Stated goal
Check each line of the records below for the word "title" and copy those where it appears.

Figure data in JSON

BEGIN

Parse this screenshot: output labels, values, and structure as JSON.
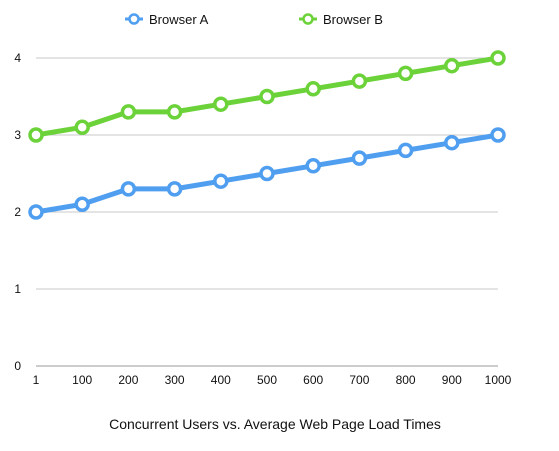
{
  "chart_data": {
    "type": "line",
    "title": "Concurrent Users vs. Average Web Page Load Times",
    "xlabel": "",
    "ylabel": "",
    "categories": [
      "1",
      "100",
      "200",
      "300",
      "400",
      "500",
      "600",
      "700",
      "800",
      "900",
      "1000"
    ],
    "ylim": [
      0,
      4
    ],
    "yticks": [
      "0",
      "1",
      "2",
      "3",
      "4"
    ],
    "grid": true,
    "legend_position": "top-center",
    "series": [
      {
        "name": "Browser A",
        "color": "#4f9ef0",
        "values": [
          2.0,
          2.1,
          2.3,
          2.3,
          2.4,
          2.5,
          2.6,
          2.7,
          2.8,
          2.9,
          3.0
        ]
      },
      {
        "name": "Browser B",
        "color": "#6cd23a",
        "values": [
          3.0,
          3.1,
          3.3,
          3.3,
          3.4,
          3.5,
          3.6,
          3.7,
          3.8,
          3.9,
          4.0
        ]
      }
    ]
  }
}
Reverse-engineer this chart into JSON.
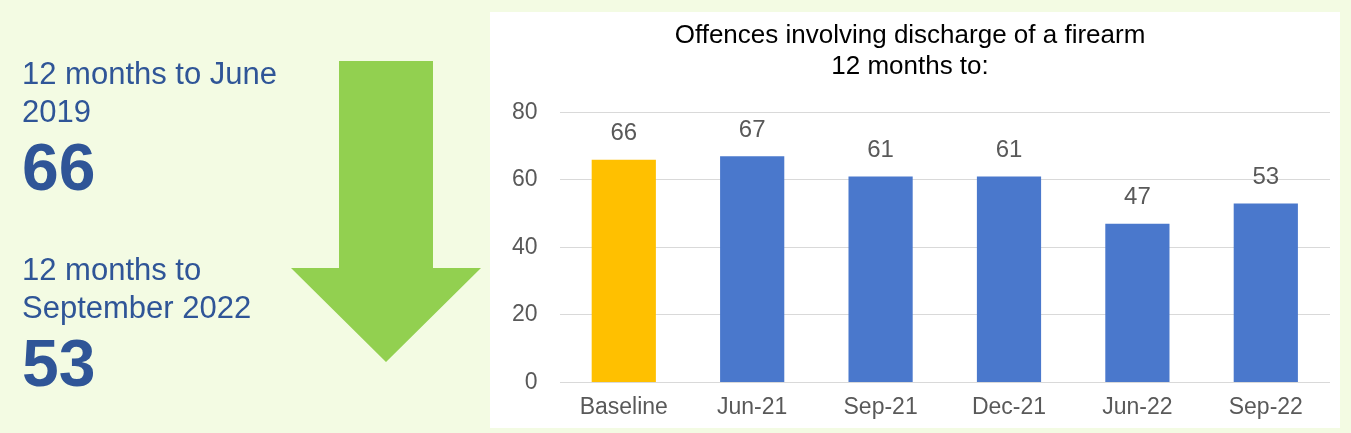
{
  "chart_data": [
    {
      "type": "other",
      "annotations": [
        "12 months to June 2019",
        "66",
        "12 months to September 2022",
        "53"
      ]
    },
    {
      "type": "bar",
      "title": "Offences involving discharge of a firearm\n12 months to:",
      "categories": [
        "Baseline",
        "Jun-21",
        "Sep-21",
        "Dec-21",
        "Jun-22",
        "Sep-22"
      ],
      "values": [
        66,
        67,
        61,
        61,
        47,
        53
      ],
      "colors": [
        "#ffc000",
        "#4a78cc",
        "#4a78cc",
        "#4a78cc",
        "#4a78cc",
        "#4a78cc"
      ],
      "ylim": [
        0,
        80
      ],
      "yticks": [
        0,
        20,
        40,
        60,
        80
      ],
      "grid": "y",
      "data_labels": true,
      "legend": false
    }
  ]
}
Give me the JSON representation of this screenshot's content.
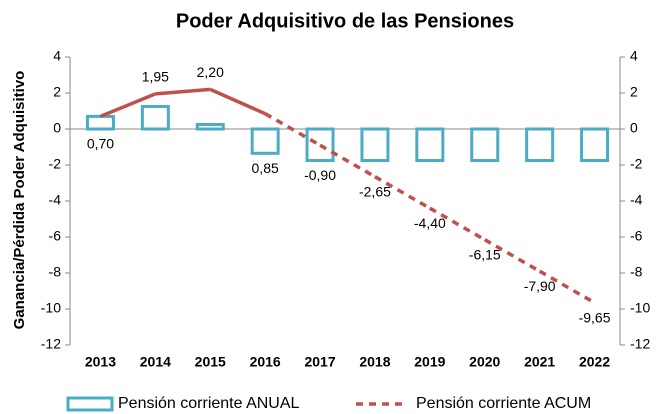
{
  "chart_data": {
    "type": "bar_line",
    "title": "Poder Adquisitivo de las Pensiones",
    "ylabel": "Ganancia/Pérdida Poder Adquisitivo",
    "categories": [
      "2013",
      "2014",
      "2015",
      "2016",
      "2017",
      "2018",
      "2019",
      "2020",
      "2021",
      "2022"
    ],
    "series": [
      {
        "name": "Pensión corriente ANUAL",
        "type": "bar",
        "color": "#4bacc6",
        "values": [
          0.7,
          1.25,
          0.25,
          -1.35,
          -1.75,
          -1.75,
          -1.75,
          -1.75,
          -1.75,
          -1.75
        ]
      },
      {
        "name": "Pensión corriente ACUM",
        "type": "line",
        "color": "#c0504d",
        "dash_start": "2016",
        "values": [
          0.7,
          1.95,
          2.2,
          0.85,
          -0.9,
          -2.65,
          -4.4,
          -6.15,
          -7.9,
          -9.65
        ],
        "value_labels": [
          "0,70",
          "1,95",
          "2,20",
          "0,85",
          "-0,90",
          "-2,65",
          "-4,40",
          "-6,15",
          "-7,90",
          "-9,65"
        ]
      }
    ],
    "ylim": [
      -12,
      4
    ],
    "yticks": [
      -12,
      -10,
      -8,
      -6,
      -4,
      -2,
      0,
      2,
      4
    ],
    "y2lim": [
      -12,
      4
    ],
    "y2ticks": [
      -12,
      -10,
      -8,
      -6,
      -4,
      -2,
      0,
      2,
      4
    ],
    "legend": "bottom"
  }
}
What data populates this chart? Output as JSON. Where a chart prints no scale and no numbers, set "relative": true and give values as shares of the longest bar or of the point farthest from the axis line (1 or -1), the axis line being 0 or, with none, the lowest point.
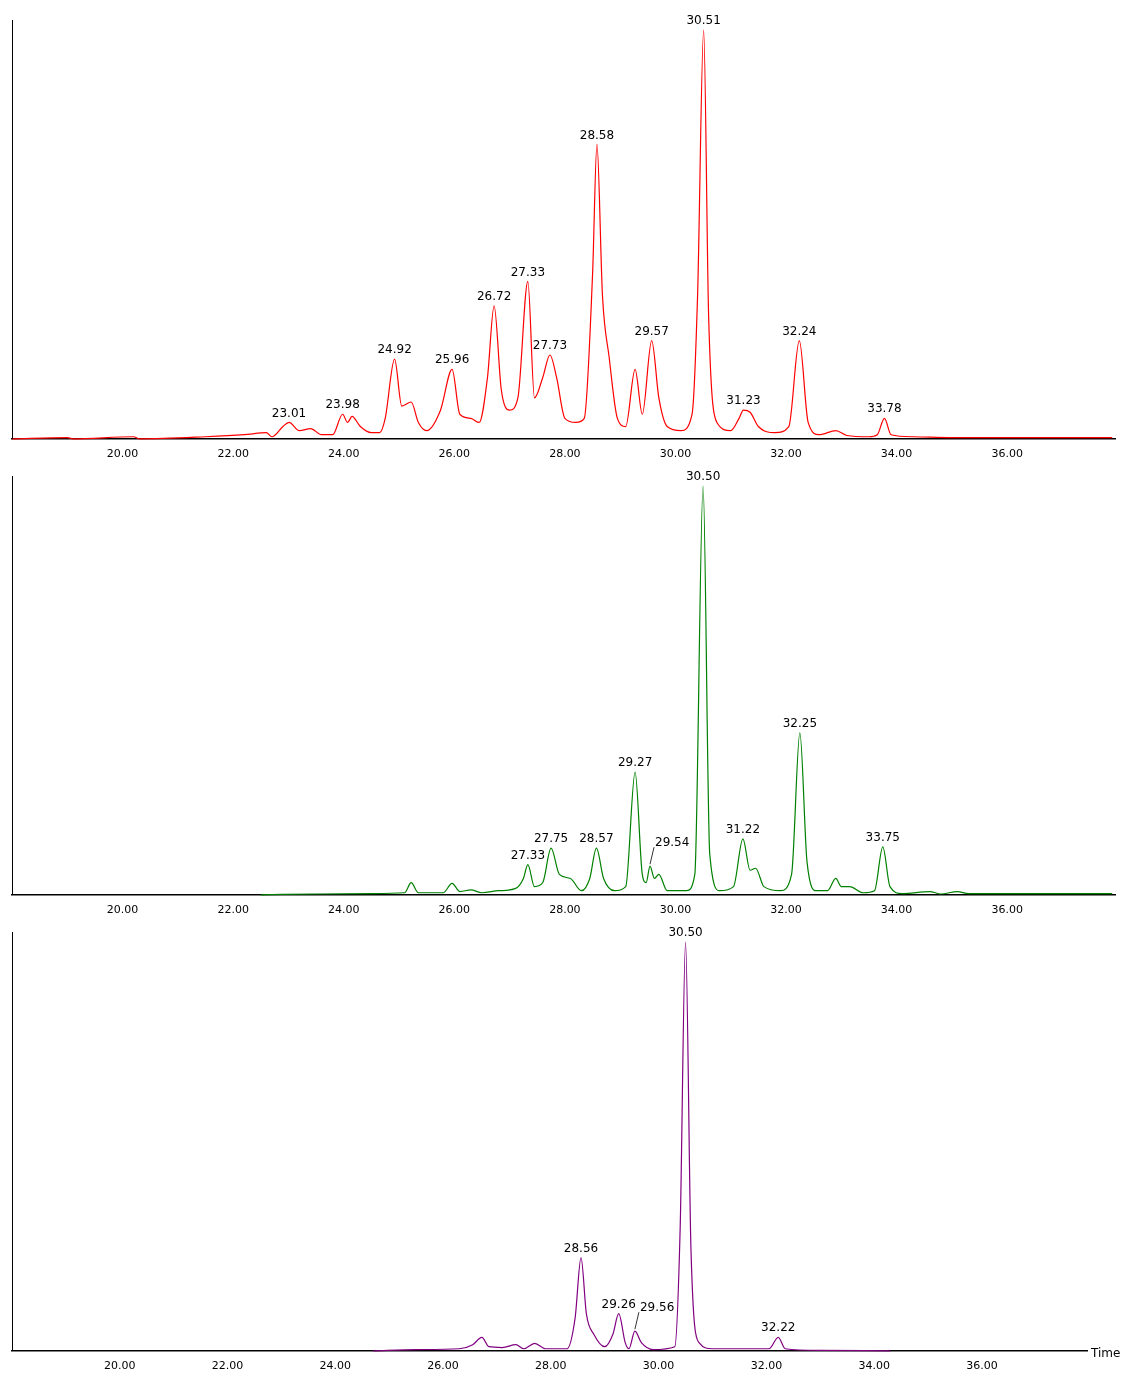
{
  "chart_data": [
    {
      "type": "line",
      "relative": true,
      "xlim": [
        18,
        37.95
      ],
      "xticks": [
        {
          "value": 20,
          "label": "20.00"
        },
        {
          "value": 22,
          "label": "22.00"
        },
        {
          "value": 24,
          "label": "24.00"
        },
        {
          "value": 26,
          "label": "26.00"
        },
        {
          "value": 28,
          "label": "28.00"
        },
        {
          "value": 30,
          "label": "30.00"
        },
        {
          "value": 32,
          "label": "32.00"
        },
        {
          "value": 34,
          "label": "34.00"
        },
        {
          "value": 36,
          "label": "36.00"
        }
      ],
      "series": [
        {
          "color": "#ff0000",
          "x": [
            18.0,
            19.0,
            19.1,
            20.2,
            20.3,
            21.5,
            22.2,
            22.6,
            22.7,
            22.9,
            23.01,
            23.2,
            23.4,
            23.6,
            23.8,
            23.98,
            24.07,
            24.15,
            24.3,
            24.5,
            24.65,
            24.75,
            24.92,
            25.05,
            25.22,
            25.35,
            25.5,
            25.75,
            25.96,
            26.1,
            26.3,
            26.45,
            26.6,
            26.72,
            26.85,
            27.0,
            27.15,
            27.33,
            27.45,
            27.6,
            27.73,
            27.85,
            28.0,
            28.2,
            28.35,
            28.5,
            28.58,
            28.68,
            28.8,
            28.95,
            29.1,
            29.27,
            29.4,
            29.57,
            29.7,
            29.85,
            30.1,
            30.3,
            30.4,
            30.51,
            30.6,
            30.75,
            31.0,
            31.15,
            31.23,
            31.35,
            31.5,
            31.8,
            32.05,
            32.24,
            32.4,
            32.6,
            32.9,
            33.1,
            33.5,
            33.65,
            33.78,
            33.9,
            34.3,
            35.0,
            35.6,
            37.9
          ],
          "values": [
            0,
            0.003,
            0,
            0.005,
            0,
            0.005,
            0.01,
            0.015,
            0.005,
            0.03,
            0.04,
            0.02,
            0.025,
            0.01,
            0.01,
            0.06,
            0.04,
            0.055,
            0.03,
            0.015,
            0.015,
            0.05,
            0.195,
            0.08,
            0.09,
            0.04,
            0.02,
            0.07,
            0.17,
            0.06,
            0.05,
            0.04,
            0.15,
            0.325,
            0.12,
            0.07,
            0.1,
            0.385,
            0.1,
            0.15,
            0.205,
            0.15,
            0.05,
            0.04,
            0.05,
            0.4,
            0.72,
            0.35,
            0.2,
            0.05,
            0.03,
            0.17,
            0.06,
            0.24,
            0.1,
            0.03,
            0.02,
            0.06,
            0.35,
            1,
            0.3,
            0.04,
            0.02,
            0.05,
            0.07,
            0.065,
            0.03,
            0.015,
            0.03,
            0.24,
            0.04,
            0.01,
            0.02,
            0.008,
            0.005,
            0.01,
            0.05,
            0.01,
            0.005,
            0.003,
            0.003,
            0.003
          ]
        }
      ],
      "annotations": [
        {
          "text": "23.01",
          "x": 23.01,
          "y": 0.04
        },
        {
          "text": "23.98",
          "x": 23.98,
          "y": 0.06
        },
        {
          "text": "24.92",
          "x": 24.92,
          "y": 0.195
        },
        {
          "text": "25.96",
          "x": 25.96,
          "y": 0.17
        },
        {
          "text": "26.72",
          "x": 26.72,
          "y": 0.325
        },
        {
          "text": "27.33",
          "x": 27.33,
          "y": 0.385
        },
        {
          "text": "27.73",
          "x": 27.73,
          "y": 0.205
        },
        {
          "text": "28.58",
          "x": 28.58,
          "y": 0.72
        },
        {
          "text": "29.57",
          "x": 29.57,
          "y": 0.24
        },
        {
          "text": "30.51",
          "x": 30.51,
          "y": 1
        },
        {
          "text": "31.23",
          "x": 31.23,
          "y": 0.07
        },
        {
          "text": "32.24",
          "x": 32.24,
          "y": 0.24
        },
        {
          "text": "33.78",
          "x": 33.78,
          "y": 0.05
        }
      ]
    },
    {
      "type": "line",
      "relative": true,
      "xlim": [
        18,
        37.95
      ],
      "xticks": [
        {
          "value": 20,
          "label": "20.00"
        },
        {
          "value": 22,
          "label": "22.00"
        },
        {
          "value": 24,
          "label": "24.00"
        },
        {
          "value": 26,
          "label": "26.00"
        },
        {
          "value": 28,
          "label": "28.00"
        },
        {
          "value": 30,
          "label": "30.00"
        },
        {
          "value": 32,
          "label": "32.00"
        },
        {
          "value": 34,
          "label": "34.00"
        },
        {
          "value": 36,
          "label": "36.00"
        }
      ],
      "series": [
        {
          "color": "#008000",
          "x": [
            22.5,
            23.5,
            24.5,
            25.1,
            25.22,
            25.35,
            25.8,
            25.96,
            26.1,
            26.3,
            26.5,
            26.8,
            27.1,
            27.25,
            27.33,
            27.45,
            27.6,
            27.75,
            27.9,
            28.1,
            28.3,
            28.45,
            28.57,
            28.7,
            28.9,
            29.1,
            29.27,
            29.4,
            29.47,
            29.54,
            29.62,
            29.7,
            29.85,
            30.2,
            30.35,
            30.5,
            30.62,
            30.8,
            31.05,
            31.22,
            31.35,
            31.45,
            31.6,
            31.9,
            32.1,
            32.25,
            32.38,
            32.55,
            32.75,
            32.9,
            33.0,
            33.15,
            33.4,
            33.6,
            33.75,
            33.88,
            34.1,
            34.6,
            34.8,
            35.1,
            35.3,
            37.9
          ],
          "values": [
            0,
            0.002,
            0.003,
            0.005,
            0.03,
            0.005,
            0.005,
            0.028,
            0.008,
            0.012,
            0.005,
            0.01,
            0.015,
            0.04,
            0.074,
            0.02,
            0.03,
            0.114,
            0.05,
            0.04,
            0.01,
            0.04,
            0.114,
            0.04,
            0.01,
            0.02,
            0.3,
            0.05,
            0.03,
            0.07,
            0.04,
            0.05,
            0.01,
            0.01,
            0.05,
            1,
            0.1,
            0.01,
            0.02,
            0.137,
            0.06,
            0.065,
            0.02,
            0.01,
            0.05,
            0.396,
            0.08,
            0.01,
            0.01,
            0.04,
            0.02,
            0.02,
            0.005,
            0.01,
            0.117,
            0.02,
            0.003,
            0.008,
            0.002,
            0.008,
            0.003,
            0.003
          ]
        }
      ],
      "annotations": [
        {
          "text": "27.33",
          "x": 27.33,
          "y": 0.074
        },
        {
          "text": "27.75",
          "x": 27.75,
          "y": 0.114
        },
        {
          "text": "28.57",
          "x": 28.57,
          "y": 0.114
        },
        {
          "text": "29.27",
          "x": 29.27,
          "y": 0.3
        },
        {
          "text": "29.54",
          "x": 29.54,
          "y": 0.07
        },
        {
          "text": "30.50",
          "x": 30.5,
          "y": 1
        },
        {
          "text": "31.22",
          "x": 31.22,
          "y": 0.137
        },
        {
          "text": "32.25",
          "x": 32.25,
          "y": 0.396
        },
        {
          "text": "33.75",
          "x": 33.75,
          "y": 0.117
        }
      ]
    },
    {
      "type": "line",
      "relative": true,
      "xlabel": "Time",
      "xlim": [
        18,
        37.95
      ],
      "xticks": [
        {
          "value": 20,
          "label": "20.00"
        },
        {
          "value": 22,
          "label": "22.00"
        },
        {
          "value": 24,
          "label": "24.00"
        },
        {
          "value": 26,
          "label": "26.00"
        },
        {
          "value": 28,
          "label": "28.00"
        },
        {
          "value": 30,
          "label": "30.00"
        },
        {
          "value": 32,
          "label": "32.00"
        },
        {
          "value": 34,
          "label": "34.00"
        },
        {
          "value": 36,
          "label": "36.00"
        }
      ],
      "series": [
        {
          "color": "#800080",
          "x": [
            24.7,
            25.5,
            26.3,
            26.55,
            26.72,
            26.85,
            27.1,
            27.35,
            27.5,
            27.7,
            27.9,
            28.3,
            28.45,
            28.56,
            28.66,
            28.8,
            29.0,
            29.15,
            29.26,
            29.38,
            29.45,
            29.56,
            29.68,
            29.9,
            30.3,
            30.4,
            30.5,
            30.6,
            30.75,
            31.0,
            31.5,
            32.05,
            32.22,
            32.35,
            33.0,
            34.3
          ],
          "values": [
            0,
            0.003,
            0.005,
            0.015,
            0.033,
            0.01,
            0.008,
            0.015,
            0.005,
            0.018,
            0.005,
            0.005,
            0.08,
            0.228,
            0.09,
            0.04,
            0.01,
            0.04,
            0.091,
            0.02,
            0.005,
            0.048,
            0.02,
            0.003,
            0.01,
            0.3,
            1,
            0.25,
            0.02,
            0.005,
            0.005,
            0.005,
            0.033,
            0.005,
            0.001,
            0
          ]
        }
      ],
      "annotations": [
        {
          "text": "28.56",
          "x": 28.56,
          "y": 0.228
        },
        {
          "text": "29.26",
          "x": 29.26,
          "y": 0.091
        },
        {
          "text": "29.56",
          "x": 29.56,
          "y": 0.048
        },
        {
          "text": "30.50",
          "x": 30.5,
          "y": 1
        },
        {
          "text": "32.22",
          "x": 32.22,
          "y": 0.033
        }
      ]
    }
  ]
}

END

Final result
    "title": "Concurrent Users vs. Average Web Page Load Times",
      "title": "Offences involving discharge of a firearm\n12 months to:",
    "title": "Poder Adquisitivo de las Pensiones",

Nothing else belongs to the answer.